# Raw records
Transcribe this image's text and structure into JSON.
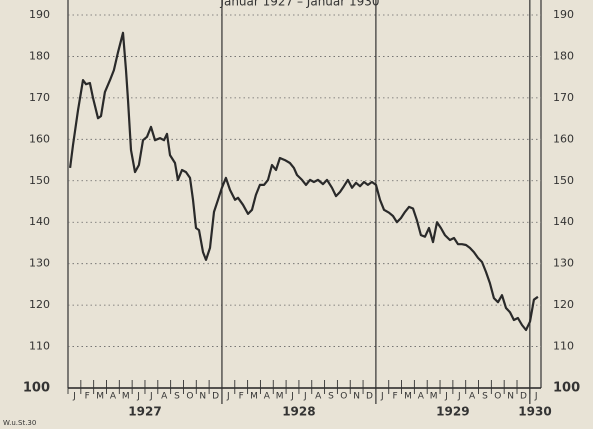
{
  "chart_data": {
    "type": "line",
    "title": "Januar 1927 – Januar 1930",
    "footnote": "W.u.St.30",
    "month_labels": [
      "J",
      "F",
      "M",
      "A",
      "M",
      "J",
      "J",
      "A",
      "S",
      "O",
      "N",
      "D",
      "J",
      "F",
      "M",
      "A",
      "M",
      "J",
      "J",
      "A",
      "S",
      "O",
      "N",
      "D",
      "J",
      "F",
      "M",
      "A",
      "M",
      "J",
      "J",
      "A",
      "S",
      "O",
      "N",
      "D",
      "J"
    ],
    "year_labels": [
      {
        "value": 6,
        "label": "1927"
      },
      {
        "value": 18,
        "label": "1928"
      },
      {
        "value": 30,
        "label": "1929"
      },
      {
        "value": 36.4,
        "label": "1930"
      }
    ],
    "year_lines": [
      12,
      24,
      36
    ],
    "xticks": [
      0,
      1,
      2,
      3,
      4,
      5,
      6,
      7,
      8,
      9,
      10,
      11,
      12,
      13,
      14,
      15,
      16,
      17,
      18,
      19,
      20,
      21,
      22,
      23,
      24,
      25,
      26,
      27,
      28,
      29,
      30,
      31,
      32,
      33,
      34,
      35,
      36
    ],
    "x": [
      0.16,
      0.39,
      0.78,
      1.17,
      1.4,
      1.71,
      1.95,
      2.34,
      2.57,
      2.88,
      3.27,
      3.58,
      3.9,
      4.29,
      4.52,
      4.68,
      4.91,
      5.22,
      5.53,
      5.85,
      6.16,
      6.47,
      6.78,
      7.17,
      7.48,
      7.72,
      7.95,
      8.34,
      8.57,
      8.89,
      9.2,
      9.51,
      9.74,
      9.98,
      10.21,
      10.52,
      10.76,
      11.07,
      11.38,
      11.69,
      12.0,
      12.31,
      12.63,
      13.02,
      13.25,
      13.64,
      14.03,
      14.34,
      14.65,
      14.96,
      15.28,
      15.59,
      15.9,
      16.21,
      16.52,
      16.91,
      17.3,
      17.61,
      17.85,
      18.24,
      18.55,
      18.86,
      19.17,
      19.49,
      19.88,
      20.19,
      20.58,
      20.89,
      21.2,
      21.51,
      21.82,
      22.14,
      22.45,
      22.76,
      23.07,
      23.38,
      23.69,
      24.01,
      24.32,
      24.63,
      25.02,
      25.33,
      25.64,
      25.95,
      26.27,
      26.58,
      26.89,
      27.2,
      27.51,
      27.83,
      28.14,
      28.45,
      28.76,
      29.07,
      29.38,
      29.77,
      30.09,
      30.4,
      30.71,
      31.02,
      31.33,
      31.64,
      31.96,
      32.27,
      32.58,
      32.89,
      33.2,
      33.52,
      33.83,
      34.14,
      34.45,
      34.76,
      35.07,
      35.39,
      35.7,
      36.01,
      36.32,
      36.63
    ],
    "values": [
      153.1,
      158.6,
      167,
      174.3,
      173.3,
      173.6,
      170,
      165.1,
      165.6,
      171.4,
      174.3,
      176.7,
      181,
      185.7,
      176.7,
      169.5,
      157.4,
      152.1,
      153.8,
      159.8,
      160.6,
      163,
      159.8,
      160.3,
      159.8,
      161.3,
      156.2,
      154.3,
      150.2,
      152.6,
      152.1,
      150.7,
      145.4,
      138.6,
      138.1,
      132.8,
      130.9,
      133.8,
      142.5,
      145.4,
      148.3,
      150.7,
      147.8,
      145.4,
      145.9,
      144.2,
      142,
      143,
      146.6,
      149,
      149,
      150.2,
      153.8,
      152.6,
      155.5,
      155,
      154.3,
      153.1,
      151.4,
      150.2,
      149,
      150.2,
      149.7,
      150.2,
      149.2,
      150.2,
      148.3,
      146.3,
      147.3,
      148.7,
      150.2,
      148.3,
      149.5,
      148.7,
      149.7,
      149,
      149.7,
      149,
      145.4,
      143,
      142.3,
      141.5,
      140,
      141,
      142.5,
      143.7,
      143.3,
      140.5,
      136.9,
      136.5,
      138.6,
      135.2,
      140,
      138.6,
      136.9,
      135.7,
      136.2,
      134.7,
      134.7,
      134.5,
      133.8,
      132.8,
      131.4,
      130.4,
      128,
      125.3,
      121.7,
      120.7,
      122.4,
      119.3,
      118.3,
      116.4,
      116.9,
      115.2,
      114,
      116,
      121.3,
      122
    ],
    "color": "#2a2a2a",
    "xlim": [
      0,
      36.87
    ],
    "ylim": [
      100,
      190
    ],
    "yticks": [
      100,
      110,
      120,
      130,
      140,
      150,
      160,
      170,
      180,
      190
    ],
    "grid": true
  }
}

# Exercise objective
Reproduce each record from above exactly; pictures do not belong in the copy.

# Right answer
Transcribe this image's text and structure into JSON.
{
  "chart_data": {
    "type": "line",
    "title": "Januar 1927 – Januar 1930",
    "footnote": "W.u.St.30",
    "month_labels": [
      "J",
      "F",
      "M",
      "A",
      "M",
      "J",
      "J",
      "A",
      "S",
      "O",
      "N",
      "D",
      "J",
      "F",
      "M",
      "A",
      "M",
      "J",
      "J",
      "A",
      "S",
      "O",
      "N",
      "D",
      "J",
      "F",
      "M",
      "A",
      "M",
      "J",
      "J",
      "A",
      "S",
      "O",
      "N",
      "D",
      "J"
    ],
    "year_labels": [
      {
        "value": 6,
        "label": "1927"
      },
      {
        "value": 18,
        "label": "1928"
      },
      {
        "value": 30,
        "label": "1929"
      },
      {
        "value": 36.4,
        "label": "1930"
      }
    ],
    "year_lines": [
      12,
      24,
      36
    ],
    "xticks": [
      0,
      1,
      2,
      3,
      4,
      5,
      6,
      7,
      8,
      9,
      10,
      11,
      12,
      13,
      14,
      15,
      16,
      17,
      18,
      19,
      20,
      21,
      22,
      23,
      24,
      25,
      26,
      27,
      28,
      29,
      30,
      31,
      32,
      33,
      34,
      35,
      36
    ],
    "x": [
      0.16,
      0.39,
      0.78,
      1.17,
      1.4,
      1.71,
      1.95,
      2.34,
      2.57,
      2.88,
      3.27,
      3.58,
      3.9,
      4.29,
      4.52,
      4.68,
      4.91,
      5.22,
      5.53,
      5.85,
      6.16,
      6.47,
      6.78,
      7.17,
      7.48,
      7.72,
      7.95,
      8.34,
      8.57,
      8.89,
      9.2,
      9.51,
      9.74,
      9.98,
      10.21,
      10.52,
      10.76,
      11.07,
      11.38,
      11.69,
      12.0,
      12.31,
      12.63,
      13.02,
      13.25,
      13.64,
      14.03,
      14.34,
      14.65,
      14.96,
      15.28,
      15.59,
      15.9,
      16.21,
      16.52,
      16.91,
      17.3,
      17.61,
      17.85,
      18.24,
      18.55,
      18.86,
      19.17,
      19.49,
      19.88,
      20.19,
      20.58,
      20.89,
      21.2,
      21.51,
      21.82,
      22.14,
      22.45,
      22.76,
      23.07,
      23.38,
      23.69,
      24.01,
      24.32,
      24.63,
      25.02,
      25.33,
      25.64,
      25.95,
      26.27,
      26.58,
      26.89,
      27.2,
      27.51,
      27.83,
      28.14,
      28.45,
      28.76,
      29.07,
      29.38,
      29.77,
      30.09,
      30.4,
      30.71,
      31.02,
      31.33,
      31.64,
      31.96,
      32.27,
      32.58,
      32.89,
      33.2,
      33.52,
      33.83,
      34.14,
      34.45,
      34.76,
      35.07,
      35.39,
      35.7,
      36.01,
      36.32,
      36.63
    ],
    "values": [
      153.1,
      158.6,
      167,
      174.3,
      173.3,
      173.6,
      170,
      165.1,
      165.6,
      171.4,
      174.3,
      176.7,
      181,
      185.7,
      176.7,
      169.5,
      157.4,
      152.1,
      153.8,
      159.8,
      160.6,
      163,
      159.8,
      160.3,
      159.8,
      161.3,
      156.2,
      154.3,
      150.2,
      152.6,
      152.1,
      150.7,
      145.4,
      138.6,
      138.1,
      132.8,
      130.9,
      133.8,
      142.5,
      145.4,
      148.3,
      150.7,
      147.8,
      145.4,
      145.9,
      144.2,
      142,
      143,
      146.6,
      149,
      149,
      150.2,
      153.8,
      152.6,
      155.5,
      155,
      154.3,
      153.1,
      151.4,
      150.2,
      149,
      150.2,
      149.7,
      150.2,
      149.2,
      150.2,
      148.3,
      146.3,
      147.3,
      148.7,
      150.2,
      148.3,
      149.5,
      148.7,
      149.7,
      149,
      149.7,
      149,
      145.4,
      143,
      142.3,
      141.5,
      140,
      141,
      142.5,
      143.7,
      143.3,
      140.5,
      136.9,
      136.5,
      138.6,
      135.2,
      140,
      138.6,
      136.9,
      135.7,
      136.2,
      134.7,
      134.7,
      134.5,
      133.8,
      132.8,
      131.4,
      130.4,
      128,
      125.3,
      121.7,
      120.7,
      122.4,
      119.3,
      118.3,
      116.4,
      116.9,
      115.2,
      114,
      116,
      121.3,
      122
    ],
    "color": "#2a2a2a",
    "xlim": [
      0,
      36.87
    ],
    "ylim": [
      100,
      190
    ],
    "yticks": [
      100,
      110,
      120,
      130,
      140,
      150,
      160,
      170,
      180,
      190
    ],
    "grid": true
  }
}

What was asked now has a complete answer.